:: Passage to read
So in the end, Ange still does think fondly of Clem, probably some of the most out of the people here. She meant what she said about Clementine deserving that wish more than anyone, because she believes that someone who works as hard as Clem does and still has to deal with shitty circumstances probably deserves a fairy tale wish as a bit of a hedged bet.
(Also, she is taking that teddy bear home. She's not thinking about it too hard.)
Sweet, sweet Usagi. Poor Usagi was someone that Ange classified as basically unimportant to her grand scheme basically immediately, and through no fault of Usagi's. Ultimately, the way she pegged Usagi was: someone who was kind, klutzy, sweet and a little dim. In other words, she thought Usagi was a legitimately good person, and that meant, well... she wasn't going to be a threat no matter what, because legitimately good people don't tend to do really bad things.
Ultimately that was why she wasn't too fussed about getting into her good graces, because she didn't think Usagi was going to cause her any trouble. Ange's kind of an awful person, so that's the only thing that she really cared about--she just wanted to make sure Usagi would stay out of her way and that was all.
And she did! Really, lowkey she impressed Ange distantly--in the sense that she's legitimately amazed Usagi survived all the way through. So that ended up being her final impression: kind of amazed, but otherwise confident in her assessment that Usagi was a good person, and therefore totally irrelevant to Ange's plans.
what if i do one tl;cr entry per week, huh, what if I do that
ANYWAY LUP!!
Sweet, sweet Lup. Lup's CR with Ange was such a surprise to me. Like with her entries above, Ange's initial reason for seeking out Lup was very simple; she was trying to find the people she thought were competent and convince them all of her cute, clumsy, weak girl facade to get them on her side. That was goal number one, and that's the first thing Ange had in mind when she first started to seek out Lup. Pretty standard for Ange, really.
The thing is, out of everyone that Ange spent time with, Lup on her own merits kind of...changed that for her. Much to Ange's chagrin and a little bit of horror, Ange actually enjoyed spending time with Lup, even while pretending to be someone she really wasn't, and by the time she realized it, she had already started to get in way too deep. Spies are not supposed to be attached to people, especially not when they're undercover. That was pretty much the one thing she'd been trying to avoid from day one.
But really, she didn't stand a chance when it came to Lup. Lup is a bundle of traits that Ange is weak to, because what Lup has is a whole buttload of really amazing character traits that all happened to coincide with members of Ange's team back home. She's really cool and strong emotionally like Chise, she's protective and has a strong sense of her own morals like Beatrice, she's clever and wise but also kind like Princess, she's dependable and loyal like Dorothy--you get the idea. Ange never really put together the pieces of why Lup was someone who wormed her way past all of her defenses, of course; she's not very good at understanding her own feelings. But nonetheless, Lup was someone who she liked spending time with very, very much.
This is usually the point where she'd start to pull back a bit to try to save the mission, but that was immediately derailed by the fact that Lup was also a Wolf. Ange couldn't avoid her at all, and with that thin excuse now gone, all Ange could really do was keep on spending time with Lup! (Ange did not try very hard to avoid this, admittedly.)
::::
Work to complete:
a - Answer these from the passage about Ange:
(i) Which four traits did Ange use to peg Usagi?
(ii) What kind of facade did Ange try to convince competent people of?
(iii) Which member of Ange's team back home is Lup compared to for being dependable and loyal?
b - Please return the passage about Ange word for word, starting at "Sweet, sweet Usagi." and ending at "really bad things.".
Rely only on the passage about Ange.
:: Supplied data
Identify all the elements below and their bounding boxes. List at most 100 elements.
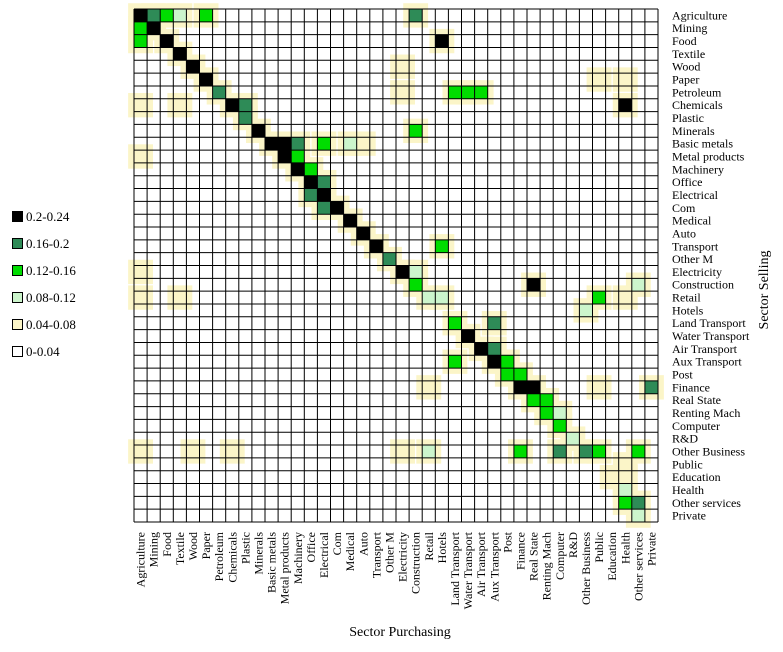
::::
Answers for this exercise:
a -
(i) Kind, klutzy, sweet and a little dim.
(ii) Her cute, clumsy, weak girl facade.
(iii) Dorothy.

b -
Sweet, sweet Usagi. Poor Usagi was someone that Ange classified as basically unimportant to her grand scheme basically immediately, and through no fault of Usagi's. Ultimately, the way she pegged Usagi was: someone who was kind, klutzy, sweet and a little dim. In other words, she thought Usagi was a legitimately good person, and that meant, well... she wasn't going to be a threat no matter what, because legitimately good people don't tend to do really bad things.